EXTRAIT:

Présentons maintenant les deux régions en rouge, l’une au-dessus de la ligne parallèle supérieure et l’autre au-dessous de la ligne inférieure.

Puisque la distance entre les deux lignes parallèles est de 1, un ensemble de diamètre 1 ne pourrait pas se trouver dans les deux régions rouges en même temps. Cela signifie que nous n’avons pas besoin des deux parties rouges pour une couverture universelle. Nous pouvons simplement en couper une.

Notre couverture originale – l’intersection des deux disques – a une aire $latex \frac{2\pi}{3}-\frac{\sqrt{3}}{2}. \approx$ 1.228, et notre nouvelle couverture a une aire $latex \frac{\pi}{2}-\frac{1}{2} \approx$ 1.071. En partant d’une couverture universelle élémentaire, nous avons pu la rendre plus petite en supprimant une pièce superflue.

C’est exactement de cette façon que les mathématiciens sont arrivés à la plus petite couverture universelle actuelle. En utilisant des techniques plus avancées, nous pouvons trouver d’autres formes simples pour commencer. Par exemple, on peut montrer qu’un carré 1 par 1 est une couverture universelle. Et en réponse au défi de Lebesgue, Pál a utilisé les propriétés de ce qu’on appelle les courbes de largeur constante pour montrer que même si un ensemble de diamètre 1 peut sortir d’un cercle de diamètre 1, il peut toujours être déplacé ou tourné pour rentrer dans l’hexagone qui circonscrit ce cercle :

Ci-après, nous montrons l’hexagone de Pál couvrant diverses formes de diamètre 1. La forme au milieu est un triangle de Reuleaux, une courbe de largeur constante étroitement liée aux couvertures d’exemple que nous avons construites ci-dessus. (Nous pouvons construire un triangle de Reuleaux à partir de nos exemples de couverture en centrant notre compas à l’intersection supérieure des deux cercles, en l’ouvrant à une largeur de 1, et en faisant un arc de A à B.)

Cet hexagone a une aire $latex \frac{\sqrt{3}}{2} \approx$ 0,866, ce qui est inférieur à l’aire des couvertures de notre exemple et du carré unitaire. Mais Pál a également montré que nous n’avons pas besoin de l’hexagone entier. En utilisant l’argument ingénieux suivant, il a trouvé quelques parties superflues qu’il pouvait couper.

Démarrez avec deux copies de l’hexagone de Pál empilées l’une sur l’autre

et faites tourner l’une d’entre elles de 30 degrés autour de leur centre.

MATÉRIEL FOURNI:
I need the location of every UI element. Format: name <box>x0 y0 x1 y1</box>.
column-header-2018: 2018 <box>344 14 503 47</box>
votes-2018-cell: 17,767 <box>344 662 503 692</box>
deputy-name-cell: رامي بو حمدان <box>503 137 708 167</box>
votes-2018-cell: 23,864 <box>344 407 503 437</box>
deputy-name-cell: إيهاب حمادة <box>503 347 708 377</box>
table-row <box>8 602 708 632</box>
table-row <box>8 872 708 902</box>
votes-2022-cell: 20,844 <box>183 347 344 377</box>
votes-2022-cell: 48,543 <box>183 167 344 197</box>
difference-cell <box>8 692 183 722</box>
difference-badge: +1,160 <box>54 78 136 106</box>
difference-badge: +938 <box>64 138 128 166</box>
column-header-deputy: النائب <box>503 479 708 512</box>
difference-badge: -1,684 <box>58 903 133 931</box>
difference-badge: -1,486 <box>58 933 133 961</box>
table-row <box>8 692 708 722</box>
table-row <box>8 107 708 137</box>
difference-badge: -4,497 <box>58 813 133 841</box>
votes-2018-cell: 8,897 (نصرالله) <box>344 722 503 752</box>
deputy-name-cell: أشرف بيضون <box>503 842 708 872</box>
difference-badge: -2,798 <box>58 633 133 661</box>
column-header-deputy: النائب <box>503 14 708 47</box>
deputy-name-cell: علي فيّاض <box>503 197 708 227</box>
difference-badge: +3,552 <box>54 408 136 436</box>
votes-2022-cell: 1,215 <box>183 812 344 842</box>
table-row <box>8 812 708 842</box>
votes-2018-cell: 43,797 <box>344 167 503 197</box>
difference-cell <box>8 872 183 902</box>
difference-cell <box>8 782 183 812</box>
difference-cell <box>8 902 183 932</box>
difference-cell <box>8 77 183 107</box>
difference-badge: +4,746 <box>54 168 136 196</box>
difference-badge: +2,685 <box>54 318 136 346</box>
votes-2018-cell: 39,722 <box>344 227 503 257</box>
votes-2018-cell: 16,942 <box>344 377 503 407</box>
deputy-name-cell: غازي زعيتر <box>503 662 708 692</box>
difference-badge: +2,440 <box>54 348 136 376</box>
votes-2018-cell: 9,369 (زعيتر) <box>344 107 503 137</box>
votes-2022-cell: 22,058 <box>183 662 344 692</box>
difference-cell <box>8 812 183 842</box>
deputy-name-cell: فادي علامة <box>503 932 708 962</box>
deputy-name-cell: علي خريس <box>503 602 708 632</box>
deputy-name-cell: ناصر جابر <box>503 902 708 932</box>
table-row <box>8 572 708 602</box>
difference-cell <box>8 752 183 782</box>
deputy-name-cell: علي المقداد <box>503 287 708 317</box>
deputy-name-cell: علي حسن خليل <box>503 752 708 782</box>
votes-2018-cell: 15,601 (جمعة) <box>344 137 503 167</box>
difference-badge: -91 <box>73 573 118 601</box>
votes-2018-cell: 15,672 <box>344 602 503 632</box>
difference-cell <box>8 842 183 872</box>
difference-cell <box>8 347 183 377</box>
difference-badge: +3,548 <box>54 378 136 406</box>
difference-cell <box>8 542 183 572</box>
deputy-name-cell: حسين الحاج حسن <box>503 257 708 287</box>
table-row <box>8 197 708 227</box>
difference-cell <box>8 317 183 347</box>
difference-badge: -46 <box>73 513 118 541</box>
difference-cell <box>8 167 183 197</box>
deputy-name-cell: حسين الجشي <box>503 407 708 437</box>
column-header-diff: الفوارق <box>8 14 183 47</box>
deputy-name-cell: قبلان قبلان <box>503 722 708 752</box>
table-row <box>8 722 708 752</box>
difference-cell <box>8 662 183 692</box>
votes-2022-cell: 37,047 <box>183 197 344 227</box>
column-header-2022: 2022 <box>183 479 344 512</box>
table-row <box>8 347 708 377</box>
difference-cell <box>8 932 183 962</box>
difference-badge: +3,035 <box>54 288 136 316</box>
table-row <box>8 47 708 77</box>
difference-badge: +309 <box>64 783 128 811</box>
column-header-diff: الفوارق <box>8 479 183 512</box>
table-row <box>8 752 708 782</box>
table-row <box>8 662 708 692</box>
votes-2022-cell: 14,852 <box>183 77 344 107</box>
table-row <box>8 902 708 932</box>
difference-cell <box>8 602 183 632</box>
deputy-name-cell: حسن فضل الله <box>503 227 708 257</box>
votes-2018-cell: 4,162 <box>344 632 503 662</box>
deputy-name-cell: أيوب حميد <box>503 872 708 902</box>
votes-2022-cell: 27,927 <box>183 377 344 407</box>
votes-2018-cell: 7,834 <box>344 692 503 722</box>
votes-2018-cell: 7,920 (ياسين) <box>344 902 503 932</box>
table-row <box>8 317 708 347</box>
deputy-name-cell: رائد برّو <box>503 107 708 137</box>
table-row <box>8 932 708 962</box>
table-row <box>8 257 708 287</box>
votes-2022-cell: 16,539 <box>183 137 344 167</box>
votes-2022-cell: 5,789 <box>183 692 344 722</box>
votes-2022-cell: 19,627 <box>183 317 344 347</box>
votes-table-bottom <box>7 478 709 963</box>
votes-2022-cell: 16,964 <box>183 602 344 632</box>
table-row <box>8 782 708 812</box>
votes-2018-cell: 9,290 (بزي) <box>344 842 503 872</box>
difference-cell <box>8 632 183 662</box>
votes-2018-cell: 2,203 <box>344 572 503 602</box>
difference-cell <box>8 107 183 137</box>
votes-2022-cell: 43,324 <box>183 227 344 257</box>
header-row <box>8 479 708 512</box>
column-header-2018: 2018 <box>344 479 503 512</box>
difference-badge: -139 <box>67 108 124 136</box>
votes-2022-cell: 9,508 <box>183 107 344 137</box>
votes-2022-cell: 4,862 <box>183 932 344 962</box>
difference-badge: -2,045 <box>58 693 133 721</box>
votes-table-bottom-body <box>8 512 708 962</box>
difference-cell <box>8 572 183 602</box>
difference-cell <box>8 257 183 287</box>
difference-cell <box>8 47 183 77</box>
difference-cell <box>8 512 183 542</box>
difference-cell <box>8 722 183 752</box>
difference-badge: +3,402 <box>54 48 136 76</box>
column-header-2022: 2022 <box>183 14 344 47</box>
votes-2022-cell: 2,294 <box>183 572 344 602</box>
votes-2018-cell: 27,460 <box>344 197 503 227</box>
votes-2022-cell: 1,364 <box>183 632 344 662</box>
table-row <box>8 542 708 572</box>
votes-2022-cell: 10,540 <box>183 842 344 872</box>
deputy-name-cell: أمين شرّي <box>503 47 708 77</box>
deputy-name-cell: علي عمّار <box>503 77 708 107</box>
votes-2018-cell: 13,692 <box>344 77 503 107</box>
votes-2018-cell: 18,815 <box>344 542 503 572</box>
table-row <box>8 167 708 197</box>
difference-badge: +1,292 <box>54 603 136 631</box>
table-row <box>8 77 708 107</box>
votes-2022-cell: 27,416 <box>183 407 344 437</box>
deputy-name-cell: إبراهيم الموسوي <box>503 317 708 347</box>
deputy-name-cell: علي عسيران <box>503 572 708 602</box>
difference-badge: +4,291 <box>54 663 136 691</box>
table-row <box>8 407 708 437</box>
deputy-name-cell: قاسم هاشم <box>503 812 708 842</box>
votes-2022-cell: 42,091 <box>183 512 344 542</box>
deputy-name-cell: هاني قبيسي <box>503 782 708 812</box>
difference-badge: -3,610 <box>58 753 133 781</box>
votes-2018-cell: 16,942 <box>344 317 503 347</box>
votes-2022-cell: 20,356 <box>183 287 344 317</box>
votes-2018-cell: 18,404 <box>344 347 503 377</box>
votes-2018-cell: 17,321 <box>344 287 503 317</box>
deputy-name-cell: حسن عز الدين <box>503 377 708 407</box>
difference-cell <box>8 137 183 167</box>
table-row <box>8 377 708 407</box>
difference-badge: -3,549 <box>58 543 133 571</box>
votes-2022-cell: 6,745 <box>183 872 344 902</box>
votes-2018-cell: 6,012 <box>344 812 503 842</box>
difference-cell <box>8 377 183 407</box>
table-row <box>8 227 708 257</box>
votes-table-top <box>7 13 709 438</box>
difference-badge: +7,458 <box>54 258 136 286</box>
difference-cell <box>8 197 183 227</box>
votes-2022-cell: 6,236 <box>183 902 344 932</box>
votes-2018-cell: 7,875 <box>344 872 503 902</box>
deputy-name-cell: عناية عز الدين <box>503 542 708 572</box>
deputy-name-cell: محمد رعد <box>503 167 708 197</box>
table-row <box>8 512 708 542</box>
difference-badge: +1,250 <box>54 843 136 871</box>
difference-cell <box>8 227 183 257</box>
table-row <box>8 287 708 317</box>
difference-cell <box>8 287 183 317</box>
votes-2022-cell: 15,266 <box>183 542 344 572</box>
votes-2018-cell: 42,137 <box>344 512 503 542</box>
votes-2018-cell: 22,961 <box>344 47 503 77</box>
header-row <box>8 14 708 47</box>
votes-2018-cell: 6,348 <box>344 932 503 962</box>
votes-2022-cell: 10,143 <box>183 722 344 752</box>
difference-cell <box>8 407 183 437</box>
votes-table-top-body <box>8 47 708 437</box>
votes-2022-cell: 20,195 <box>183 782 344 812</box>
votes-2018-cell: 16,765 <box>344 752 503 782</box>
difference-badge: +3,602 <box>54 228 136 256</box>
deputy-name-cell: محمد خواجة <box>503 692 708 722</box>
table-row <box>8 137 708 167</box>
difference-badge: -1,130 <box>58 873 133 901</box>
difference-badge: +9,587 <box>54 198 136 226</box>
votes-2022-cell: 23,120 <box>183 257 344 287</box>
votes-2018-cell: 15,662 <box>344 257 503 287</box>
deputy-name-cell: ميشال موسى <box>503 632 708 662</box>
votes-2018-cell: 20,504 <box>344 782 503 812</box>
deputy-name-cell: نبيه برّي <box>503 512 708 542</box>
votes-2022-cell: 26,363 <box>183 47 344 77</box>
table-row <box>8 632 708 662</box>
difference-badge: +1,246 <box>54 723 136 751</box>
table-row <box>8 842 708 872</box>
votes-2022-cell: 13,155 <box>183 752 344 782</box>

CONSIGNE: Reproduisez fidèlement le passage de l'extrait sur les couvertures universelles qui va de « Puisque la distance » jusqu'à « une pièce superflue. ».

CORRIGÉ:
Puisque la distance entre les deux lignes parallèles est de 1, un ensemble de diamètre 1 ne pourrait pas se trouver dans les deux régions rouges en même temps. Cela signifie que nous n’avons pas besoin des deux parties rouges pour une couverture universelle. Nous pouvons simplement en couper une.

Notre couverture originale – l’intersection des deux disques – a une aire $latex \frac{2\pi}{3}-\frac{\sqrt{3}}{2}. \approx$ 1.228, et notre nouvelle couverture a une aire $latex \frac{\pi}{2}-\frac{1}{2} \approx$ 1.071. En partant d’une couverture universelle élémentaire, nous avons pu la rendre plus petite en supprimant une pièce superflue.